▸ Excerpts from a figure dataset
· · · · ·

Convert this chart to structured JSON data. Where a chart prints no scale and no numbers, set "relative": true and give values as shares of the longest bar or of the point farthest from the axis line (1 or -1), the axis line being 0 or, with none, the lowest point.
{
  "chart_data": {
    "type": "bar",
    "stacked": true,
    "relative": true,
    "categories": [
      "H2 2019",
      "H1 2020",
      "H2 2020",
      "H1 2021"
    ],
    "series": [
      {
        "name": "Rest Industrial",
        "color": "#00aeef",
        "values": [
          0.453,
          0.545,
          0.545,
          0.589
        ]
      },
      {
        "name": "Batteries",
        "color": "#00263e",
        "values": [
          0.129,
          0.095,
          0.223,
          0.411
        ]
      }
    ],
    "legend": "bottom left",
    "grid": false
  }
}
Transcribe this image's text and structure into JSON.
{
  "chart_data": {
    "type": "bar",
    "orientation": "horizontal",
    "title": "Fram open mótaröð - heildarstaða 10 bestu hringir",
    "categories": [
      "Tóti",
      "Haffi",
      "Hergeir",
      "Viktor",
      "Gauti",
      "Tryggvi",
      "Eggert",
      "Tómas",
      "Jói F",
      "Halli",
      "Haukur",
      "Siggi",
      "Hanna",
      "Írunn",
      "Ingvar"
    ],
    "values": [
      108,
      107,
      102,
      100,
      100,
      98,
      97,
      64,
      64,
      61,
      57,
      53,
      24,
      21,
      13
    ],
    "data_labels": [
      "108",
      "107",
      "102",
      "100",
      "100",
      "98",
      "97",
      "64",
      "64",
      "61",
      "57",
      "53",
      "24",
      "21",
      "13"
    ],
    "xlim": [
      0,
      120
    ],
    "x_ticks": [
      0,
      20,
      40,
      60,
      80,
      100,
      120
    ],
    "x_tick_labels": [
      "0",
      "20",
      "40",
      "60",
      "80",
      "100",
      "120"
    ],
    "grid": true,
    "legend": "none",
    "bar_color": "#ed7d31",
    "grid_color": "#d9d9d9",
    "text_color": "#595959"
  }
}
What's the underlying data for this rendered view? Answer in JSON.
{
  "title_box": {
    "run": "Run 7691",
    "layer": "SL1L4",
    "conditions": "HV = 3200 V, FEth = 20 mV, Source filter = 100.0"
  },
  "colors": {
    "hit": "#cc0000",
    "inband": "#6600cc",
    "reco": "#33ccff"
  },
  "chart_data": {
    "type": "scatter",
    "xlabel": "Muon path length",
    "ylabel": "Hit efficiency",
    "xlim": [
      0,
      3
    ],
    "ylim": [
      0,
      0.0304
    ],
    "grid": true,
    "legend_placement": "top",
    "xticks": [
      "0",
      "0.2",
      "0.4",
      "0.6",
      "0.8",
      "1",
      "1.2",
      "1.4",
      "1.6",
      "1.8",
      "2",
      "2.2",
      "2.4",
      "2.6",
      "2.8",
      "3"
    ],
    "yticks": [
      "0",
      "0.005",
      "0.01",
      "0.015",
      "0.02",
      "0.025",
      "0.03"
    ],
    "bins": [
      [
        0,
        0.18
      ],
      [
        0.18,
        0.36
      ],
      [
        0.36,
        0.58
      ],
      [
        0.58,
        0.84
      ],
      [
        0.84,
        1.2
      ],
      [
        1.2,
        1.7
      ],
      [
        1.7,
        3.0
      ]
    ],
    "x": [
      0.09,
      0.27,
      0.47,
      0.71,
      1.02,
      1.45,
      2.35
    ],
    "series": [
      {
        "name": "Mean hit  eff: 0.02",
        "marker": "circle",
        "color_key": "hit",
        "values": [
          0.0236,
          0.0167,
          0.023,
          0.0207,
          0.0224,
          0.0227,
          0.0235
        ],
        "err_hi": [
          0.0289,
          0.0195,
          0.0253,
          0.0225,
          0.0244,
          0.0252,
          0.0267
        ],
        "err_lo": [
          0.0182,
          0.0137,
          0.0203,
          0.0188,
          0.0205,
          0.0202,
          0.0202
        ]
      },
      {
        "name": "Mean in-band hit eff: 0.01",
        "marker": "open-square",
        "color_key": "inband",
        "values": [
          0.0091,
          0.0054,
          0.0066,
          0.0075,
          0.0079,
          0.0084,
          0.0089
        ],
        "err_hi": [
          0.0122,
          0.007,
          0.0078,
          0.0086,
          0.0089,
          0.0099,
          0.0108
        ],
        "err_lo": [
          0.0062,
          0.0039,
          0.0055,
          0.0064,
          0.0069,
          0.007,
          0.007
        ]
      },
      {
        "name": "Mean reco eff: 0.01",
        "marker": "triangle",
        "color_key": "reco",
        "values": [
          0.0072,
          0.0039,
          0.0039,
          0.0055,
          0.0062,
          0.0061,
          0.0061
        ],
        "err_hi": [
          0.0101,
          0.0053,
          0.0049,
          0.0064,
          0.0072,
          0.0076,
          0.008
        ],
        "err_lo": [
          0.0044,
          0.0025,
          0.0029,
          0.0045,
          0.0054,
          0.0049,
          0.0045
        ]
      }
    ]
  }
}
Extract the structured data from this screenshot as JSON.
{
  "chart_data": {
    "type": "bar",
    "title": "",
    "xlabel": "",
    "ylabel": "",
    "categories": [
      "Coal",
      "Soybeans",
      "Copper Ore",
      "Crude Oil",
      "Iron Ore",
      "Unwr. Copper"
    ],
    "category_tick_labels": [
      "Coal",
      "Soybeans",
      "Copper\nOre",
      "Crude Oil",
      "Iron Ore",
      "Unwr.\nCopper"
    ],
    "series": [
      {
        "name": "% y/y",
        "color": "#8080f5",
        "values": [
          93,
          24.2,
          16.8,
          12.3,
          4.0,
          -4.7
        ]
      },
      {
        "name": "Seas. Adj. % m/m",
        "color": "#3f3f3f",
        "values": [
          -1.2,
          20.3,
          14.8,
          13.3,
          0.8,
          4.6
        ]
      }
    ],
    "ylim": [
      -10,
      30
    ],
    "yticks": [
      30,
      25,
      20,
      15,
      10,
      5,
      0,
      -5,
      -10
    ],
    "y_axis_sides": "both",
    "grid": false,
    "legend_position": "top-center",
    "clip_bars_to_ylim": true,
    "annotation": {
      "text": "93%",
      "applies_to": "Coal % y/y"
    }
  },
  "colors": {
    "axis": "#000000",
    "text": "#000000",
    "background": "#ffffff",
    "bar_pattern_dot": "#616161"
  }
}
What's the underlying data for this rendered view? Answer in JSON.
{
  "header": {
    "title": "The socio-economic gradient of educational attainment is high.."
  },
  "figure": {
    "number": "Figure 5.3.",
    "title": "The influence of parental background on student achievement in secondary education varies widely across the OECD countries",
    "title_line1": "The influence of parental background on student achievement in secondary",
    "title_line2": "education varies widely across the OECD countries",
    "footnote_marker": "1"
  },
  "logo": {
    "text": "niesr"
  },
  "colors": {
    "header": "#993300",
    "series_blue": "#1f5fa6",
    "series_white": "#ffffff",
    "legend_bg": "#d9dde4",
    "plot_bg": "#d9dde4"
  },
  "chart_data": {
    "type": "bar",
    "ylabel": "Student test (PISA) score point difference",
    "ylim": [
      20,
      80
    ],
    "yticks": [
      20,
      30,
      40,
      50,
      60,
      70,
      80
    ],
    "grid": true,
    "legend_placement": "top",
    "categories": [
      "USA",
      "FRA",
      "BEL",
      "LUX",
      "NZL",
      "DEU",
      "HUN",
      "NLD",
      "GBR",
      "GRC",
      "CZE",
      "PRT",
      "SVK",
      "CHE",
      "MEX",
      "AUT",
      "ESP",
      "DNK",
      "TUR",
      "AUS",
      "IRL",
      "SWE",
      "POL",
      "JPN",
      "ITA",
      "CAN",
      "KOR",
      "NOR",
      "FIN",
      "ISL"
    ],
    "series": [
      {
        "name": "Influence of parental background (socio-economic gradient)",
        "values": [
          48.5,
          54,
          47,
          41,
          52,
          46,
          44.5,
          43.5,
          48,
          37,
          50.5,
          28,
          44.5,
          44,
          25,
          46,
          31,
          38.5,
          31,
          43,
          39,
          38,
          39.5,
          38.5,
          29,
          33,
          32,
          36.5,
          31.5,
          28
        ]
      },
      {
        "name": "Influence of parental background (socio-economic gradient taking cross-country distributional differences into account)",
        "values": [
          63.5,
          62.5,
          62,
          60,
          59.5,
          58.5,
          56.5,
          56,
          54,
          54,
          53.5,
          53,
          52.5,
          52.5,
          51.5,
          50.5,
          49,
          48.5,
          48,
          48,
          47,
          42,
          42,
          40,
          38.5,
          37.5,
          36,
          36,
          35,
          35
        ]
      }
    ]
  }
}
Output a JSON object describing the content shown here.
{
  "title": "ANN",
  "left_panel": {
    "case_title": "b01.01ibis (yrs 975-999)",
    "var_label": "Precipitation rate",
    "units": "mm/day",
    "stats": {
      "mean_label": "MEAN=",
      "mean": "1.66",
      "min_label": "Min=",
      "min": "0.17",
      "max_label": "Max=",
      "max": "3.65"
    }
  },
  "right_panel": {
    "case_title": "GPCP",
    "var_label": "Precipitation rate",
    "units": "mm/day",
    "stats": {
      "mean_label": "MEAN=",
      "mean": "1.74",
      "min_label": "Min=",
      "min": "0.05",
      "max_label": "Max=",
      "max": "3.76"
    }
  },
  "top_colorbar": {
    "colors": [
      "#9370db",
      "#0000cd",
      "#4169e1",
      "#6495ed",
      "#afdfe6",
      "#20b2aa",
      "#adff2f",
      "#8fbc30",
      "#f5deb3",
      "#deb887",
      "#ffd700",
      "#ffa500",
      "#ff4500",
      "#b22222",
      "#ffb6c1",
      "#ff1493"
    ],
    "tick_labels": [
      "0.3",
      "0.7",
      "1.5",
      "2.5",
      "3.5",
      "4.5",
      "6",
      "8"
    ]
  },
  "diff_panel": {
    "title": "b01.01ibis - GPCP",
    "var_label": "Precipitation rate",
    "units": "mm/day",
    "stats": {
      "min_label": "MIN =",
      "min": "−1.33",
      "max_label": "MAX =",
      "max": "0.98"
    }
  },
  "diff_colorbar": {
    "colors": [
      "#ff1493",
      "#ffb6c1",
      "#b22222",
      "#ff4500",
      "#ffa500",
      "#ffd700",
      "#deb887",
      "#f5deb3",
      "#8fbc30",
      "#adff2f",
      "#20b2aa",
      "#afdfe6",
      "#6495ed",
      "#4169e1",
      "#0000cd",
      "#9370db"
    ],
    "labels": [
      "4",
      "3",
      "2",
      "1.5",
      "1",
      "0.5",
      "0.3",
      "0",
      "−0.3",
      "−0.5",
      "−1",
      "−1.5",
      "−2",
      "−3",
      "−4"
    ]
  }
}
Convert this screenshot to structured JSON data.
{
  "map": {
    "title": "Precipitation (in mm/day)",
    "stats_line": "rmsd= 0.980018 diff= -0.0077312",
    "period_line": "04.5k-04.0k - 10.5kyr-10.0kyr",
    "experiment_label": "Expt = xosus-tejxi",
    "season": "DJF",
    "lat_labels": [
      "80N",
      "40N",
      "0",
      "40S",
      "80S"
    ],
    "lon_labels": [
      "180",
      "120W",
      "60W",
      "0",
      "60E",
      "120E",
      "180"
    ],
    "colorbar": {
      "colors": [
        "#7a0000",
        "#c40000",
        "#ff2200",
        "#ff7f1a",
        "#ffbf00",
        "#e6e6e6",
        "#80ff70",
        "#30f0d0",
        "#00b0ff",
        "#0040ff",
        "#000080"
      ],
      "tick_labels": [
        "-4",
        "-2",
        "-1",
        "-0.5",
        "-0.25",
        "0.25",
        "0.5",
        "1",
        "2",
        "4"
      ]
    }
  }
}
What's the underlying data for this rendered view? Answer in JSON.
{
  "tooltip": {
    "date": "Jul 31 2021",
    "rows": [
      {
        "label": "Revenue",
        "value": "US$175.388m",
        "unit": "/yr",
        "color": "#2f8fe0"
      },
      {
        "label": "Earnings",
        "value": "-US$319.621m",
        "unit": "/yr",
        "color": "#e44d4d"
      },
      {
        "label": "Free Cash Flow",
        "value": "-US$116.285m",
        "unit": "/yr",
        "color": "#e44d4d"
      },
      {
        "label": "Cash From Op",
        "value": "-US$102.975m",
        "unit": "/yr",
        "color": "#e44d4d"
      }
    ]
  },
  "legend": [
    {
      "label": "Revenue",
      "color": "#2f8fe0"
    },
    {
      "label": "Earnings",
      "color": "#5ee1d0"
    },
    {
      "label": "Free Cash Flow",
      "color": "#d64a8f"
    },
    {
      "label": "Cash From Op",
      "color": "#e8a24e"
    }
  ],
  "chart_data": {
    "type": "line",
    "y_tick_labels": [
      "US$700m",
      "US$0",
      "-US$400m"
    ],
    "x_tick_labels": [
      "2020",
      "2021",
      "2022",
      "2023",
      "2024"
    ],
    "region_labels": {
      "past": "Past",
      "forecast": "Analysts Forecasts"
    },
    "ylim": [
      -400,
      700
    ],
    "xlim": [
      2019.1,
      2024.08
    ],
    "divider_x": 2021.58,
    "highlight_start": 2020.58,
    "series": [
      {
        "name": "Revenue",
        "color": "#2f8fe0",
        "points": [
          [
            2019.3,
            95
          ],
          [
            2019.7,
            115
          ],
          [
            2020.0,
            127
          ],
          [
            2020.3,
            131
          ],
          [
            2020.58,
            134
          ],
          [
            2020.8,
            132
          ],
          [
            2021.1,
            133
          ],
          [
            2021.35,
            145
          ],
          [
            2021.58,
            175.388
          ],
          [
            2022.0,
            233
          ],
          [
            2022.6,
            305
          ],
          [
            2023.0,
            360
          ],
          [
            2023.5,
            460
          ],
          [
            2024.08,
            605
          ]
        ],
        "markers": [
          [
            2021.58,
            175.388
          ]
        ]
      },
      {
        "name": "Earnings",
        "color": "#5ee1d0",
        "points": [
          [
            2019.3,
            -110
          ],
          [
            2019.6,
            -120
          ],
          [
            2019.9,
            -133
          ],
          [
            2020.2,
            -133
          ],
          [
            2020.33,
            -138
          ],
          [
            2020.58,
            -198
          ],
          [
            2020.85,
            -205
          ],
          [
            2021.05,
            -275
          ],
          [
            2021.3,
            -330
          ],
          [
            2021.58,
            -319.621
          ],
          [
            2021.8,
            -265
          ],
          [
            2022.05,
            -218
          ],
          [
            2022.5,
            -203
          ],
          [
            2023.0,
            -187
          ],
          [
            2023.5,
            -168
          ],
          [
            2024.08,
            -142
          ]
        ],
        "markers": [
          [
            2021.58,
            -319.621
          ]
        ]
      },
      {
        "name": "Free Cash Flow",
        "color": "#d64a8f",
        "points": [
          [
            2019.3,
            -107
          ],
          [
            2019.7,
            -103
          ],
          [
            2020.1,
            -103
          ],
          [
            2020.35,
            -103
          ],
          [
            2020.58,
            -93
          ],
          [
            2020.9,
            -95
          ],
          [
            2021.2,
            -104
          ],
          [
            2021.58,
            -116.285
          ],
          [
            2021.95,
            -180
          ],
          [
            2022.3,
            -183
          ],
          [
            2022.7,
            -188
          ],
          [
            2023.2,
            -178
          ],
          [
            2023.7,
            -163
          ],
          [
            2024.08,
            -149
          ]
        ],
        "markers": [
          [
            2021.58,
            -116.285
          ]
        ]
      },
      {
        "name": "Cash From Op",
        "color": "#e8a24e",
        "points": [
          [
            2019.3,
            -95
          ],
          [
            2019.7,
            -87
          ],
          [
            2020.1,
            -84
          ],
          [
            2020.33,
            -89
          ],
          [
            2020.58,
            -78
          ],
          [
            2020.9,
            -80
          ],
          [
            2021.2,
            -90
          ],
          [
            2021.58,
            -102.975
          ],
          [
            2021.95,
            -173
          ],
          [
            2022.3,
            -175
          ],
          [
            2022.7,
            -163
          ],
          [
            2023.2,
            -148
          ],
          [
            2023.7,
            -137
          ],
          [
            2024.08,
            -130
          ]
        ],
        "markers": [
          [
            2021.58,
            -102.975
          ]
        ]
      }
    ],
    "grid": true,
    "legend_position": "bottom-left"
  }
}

· · · · ·

▸ TASK TO COMPLETE
Above are the records. Copy every line in them holding "socio".

▸ THE SOLUTION
    "title": "The socio-economic gradient of educational attainment is high.."
        "name": "Influence of parental background (socio-economic gradient)",
        "name": "Influence of parental background (socio-economic gradient taking cross-country distributional differences into account)",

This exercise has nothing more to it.